**Directions:**
Gather every line in the records below that contains the word "JSON".

— start Supplied records —

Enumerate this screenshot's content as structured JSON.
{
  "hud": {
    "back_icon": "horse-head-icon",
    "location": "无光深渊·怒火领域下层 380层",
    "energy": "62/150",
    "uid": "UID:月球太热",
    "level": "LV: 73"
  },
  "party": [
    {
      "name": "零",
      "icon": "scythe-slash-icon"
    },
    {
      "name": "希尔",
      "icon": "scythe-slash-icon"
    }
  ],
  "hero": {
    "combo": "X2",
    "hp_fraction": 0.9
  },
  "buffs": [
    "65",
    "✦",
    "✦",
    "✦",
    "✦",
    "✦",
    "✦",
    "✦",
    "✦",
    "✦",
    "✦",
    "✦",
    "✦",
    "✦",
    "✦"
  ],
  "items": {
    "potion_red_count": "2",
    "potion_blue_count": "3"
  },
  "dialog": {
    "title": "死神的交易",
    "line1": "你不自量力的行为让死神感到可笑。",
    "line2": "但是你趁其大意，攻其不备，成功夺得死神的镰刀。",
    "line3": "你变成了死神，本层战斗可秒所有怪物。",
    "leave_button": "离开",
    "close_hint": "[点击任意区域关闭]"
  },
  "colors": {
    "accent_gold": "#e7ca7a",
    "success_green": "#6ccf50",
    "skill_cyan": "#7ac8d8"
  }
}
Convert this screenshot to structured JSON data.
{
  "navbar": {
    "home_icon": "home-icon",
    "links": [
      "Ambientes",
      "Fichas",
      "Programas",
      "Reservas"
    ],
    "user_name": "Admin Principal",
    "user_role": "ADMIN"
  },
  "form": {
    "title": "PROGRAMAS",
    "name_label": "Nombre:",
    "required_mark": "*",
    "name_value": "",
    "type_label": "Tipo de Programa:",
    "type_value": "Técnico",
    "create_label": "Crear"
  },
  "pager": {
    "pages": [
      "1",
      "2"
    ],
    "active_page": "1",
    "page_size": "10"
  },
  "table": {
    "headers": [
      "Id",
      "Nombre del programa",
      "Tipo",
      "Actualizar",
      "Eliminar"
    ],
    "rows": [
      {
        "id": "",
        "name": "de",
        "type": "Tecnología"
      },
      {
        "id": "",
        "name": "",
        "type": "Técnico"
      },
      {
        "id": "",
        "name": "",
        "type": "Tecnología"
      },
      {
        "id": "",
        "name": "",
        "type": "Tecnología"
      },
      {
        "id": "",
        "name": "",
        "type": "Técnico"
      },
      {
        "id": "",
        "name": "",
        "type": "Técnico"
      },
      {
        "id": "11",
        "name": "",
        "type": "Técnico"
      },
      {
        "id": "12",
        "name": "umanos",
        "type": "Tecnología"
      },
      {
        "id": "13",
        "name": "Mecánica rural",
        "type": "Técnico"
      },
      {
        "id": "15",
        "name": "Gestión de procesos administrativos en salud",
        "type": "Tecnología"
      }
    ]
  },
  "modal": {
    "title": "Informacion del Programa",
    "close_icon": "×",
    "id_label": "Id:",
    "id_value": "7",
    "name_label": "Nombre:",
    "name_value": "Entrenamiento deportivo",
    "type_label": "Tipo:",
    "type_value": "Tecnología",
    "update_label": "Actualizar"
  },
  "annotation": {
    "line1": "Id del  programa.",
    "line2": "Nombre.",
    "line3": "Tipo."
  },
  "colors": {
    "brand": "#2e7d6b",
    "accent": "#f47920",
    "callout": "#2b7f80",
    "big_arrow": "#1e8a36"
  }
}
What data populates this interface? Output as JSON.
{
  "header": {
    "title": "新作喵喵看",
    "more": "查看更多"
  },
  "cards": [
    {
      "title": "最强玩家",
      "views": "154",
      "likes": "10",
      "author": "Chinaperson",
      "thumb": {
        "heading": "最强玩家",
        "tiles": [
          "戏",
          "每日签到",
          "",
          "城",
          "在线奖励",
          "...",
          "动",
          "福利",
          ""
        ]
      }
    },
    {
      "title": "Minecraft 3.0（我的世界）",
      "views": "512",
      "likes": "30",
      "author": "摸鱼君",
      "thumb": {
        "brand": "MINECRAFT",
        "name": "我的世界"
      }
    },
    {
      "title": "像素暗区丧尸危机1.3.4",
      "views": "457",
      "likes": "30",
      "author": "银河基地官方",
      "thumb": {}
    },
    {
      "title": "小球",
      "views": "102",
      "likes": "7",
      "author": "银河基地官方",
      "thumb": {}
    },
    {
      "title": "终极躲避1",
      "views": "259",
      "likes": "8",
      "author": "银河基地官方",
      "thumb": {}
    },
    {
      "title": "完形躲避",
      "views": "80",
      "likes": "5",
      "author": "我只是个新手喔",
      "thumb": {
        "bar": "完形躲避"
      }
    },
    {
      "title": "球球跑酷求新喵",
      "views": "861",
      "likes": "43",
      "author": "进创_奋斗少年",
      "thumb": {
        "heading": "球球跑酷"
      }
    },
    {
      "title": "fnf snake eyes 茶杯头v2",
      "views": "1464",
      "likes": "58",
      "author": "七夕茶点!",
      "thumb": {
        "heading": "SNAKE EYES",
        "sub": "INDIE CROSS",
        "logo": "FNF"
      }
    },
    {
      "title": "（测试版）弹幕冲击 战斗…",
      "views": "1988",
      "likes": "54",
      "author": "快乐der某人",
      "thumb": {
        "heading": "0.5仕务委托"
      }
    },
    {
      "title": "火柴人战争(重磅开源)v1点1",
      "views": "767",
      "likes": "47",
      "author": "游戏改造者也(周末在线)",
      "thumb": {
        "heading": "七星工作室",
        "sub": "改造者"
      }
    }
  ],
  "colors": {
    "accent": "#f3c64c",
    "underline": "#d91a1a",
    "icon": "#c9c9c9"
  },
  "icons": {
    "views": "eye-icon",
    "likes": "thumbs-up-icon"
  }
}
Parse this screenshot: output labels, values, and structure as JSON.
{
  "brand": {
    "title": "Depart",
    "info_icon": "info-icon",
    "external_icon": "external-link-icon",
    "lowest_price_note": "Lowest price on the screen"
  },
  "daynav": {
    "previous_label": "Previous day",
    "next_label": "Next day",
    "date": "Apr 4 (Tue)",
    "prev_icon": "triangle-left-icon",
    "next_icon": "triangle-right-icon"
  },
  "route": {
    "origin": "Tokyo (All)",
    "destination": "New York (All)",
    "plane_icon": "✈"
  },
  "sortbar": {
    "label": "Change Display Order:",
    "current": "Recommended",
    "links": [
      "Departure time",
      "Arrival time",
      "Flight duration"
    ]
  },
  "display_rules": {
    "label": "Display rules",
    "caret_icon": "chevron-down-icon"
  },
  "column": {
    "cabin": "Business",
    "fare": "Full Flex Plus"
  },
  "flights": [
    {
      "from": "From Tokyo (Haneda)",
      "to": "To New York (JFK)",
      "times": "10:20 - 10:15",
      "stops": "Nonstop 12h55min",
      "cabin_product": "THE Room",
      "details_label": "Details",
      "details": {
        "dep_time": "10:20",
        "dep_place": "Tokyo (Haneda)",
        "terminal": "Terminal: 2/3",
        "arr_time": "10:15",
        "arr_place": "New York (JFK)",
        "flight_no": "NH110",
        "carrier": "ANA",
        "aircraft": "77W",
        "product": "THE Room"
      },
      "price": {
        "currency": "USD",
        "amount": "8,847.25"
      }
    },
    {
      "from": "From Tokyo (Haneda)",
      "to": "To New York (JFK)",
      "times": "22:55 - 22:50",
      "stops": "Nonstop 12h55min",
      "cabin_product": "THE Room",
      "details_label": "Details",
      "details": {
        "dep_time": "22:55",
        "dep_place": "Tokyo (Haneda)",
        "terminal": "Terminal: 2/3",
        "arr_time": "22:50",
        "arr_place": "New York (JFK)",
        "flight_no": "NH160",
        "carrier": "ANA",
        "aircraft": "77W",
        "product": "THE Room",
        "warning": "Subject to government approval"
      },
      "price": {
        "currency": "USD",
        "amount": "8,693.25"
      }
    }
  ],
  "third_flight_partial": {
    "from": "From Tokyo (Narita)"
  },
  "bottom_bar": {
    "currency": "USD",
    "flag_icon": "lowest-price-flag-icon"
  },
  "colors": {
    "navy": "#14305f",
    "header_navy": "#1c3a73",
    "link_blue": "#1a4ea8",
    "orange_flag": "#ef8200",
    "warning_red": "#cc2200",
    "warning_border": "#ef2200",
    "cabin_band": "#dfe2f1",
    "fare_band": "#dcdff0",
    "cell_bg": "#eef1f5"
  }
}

— end Supplied records —

**Result:**
Enumerate this screenshot's content as structured JSON.
Convert this screenshot to structured JSON data.
What data populates this interface? Output as JSON.
Parse this screenshot: output labels, values, and structure as JSON.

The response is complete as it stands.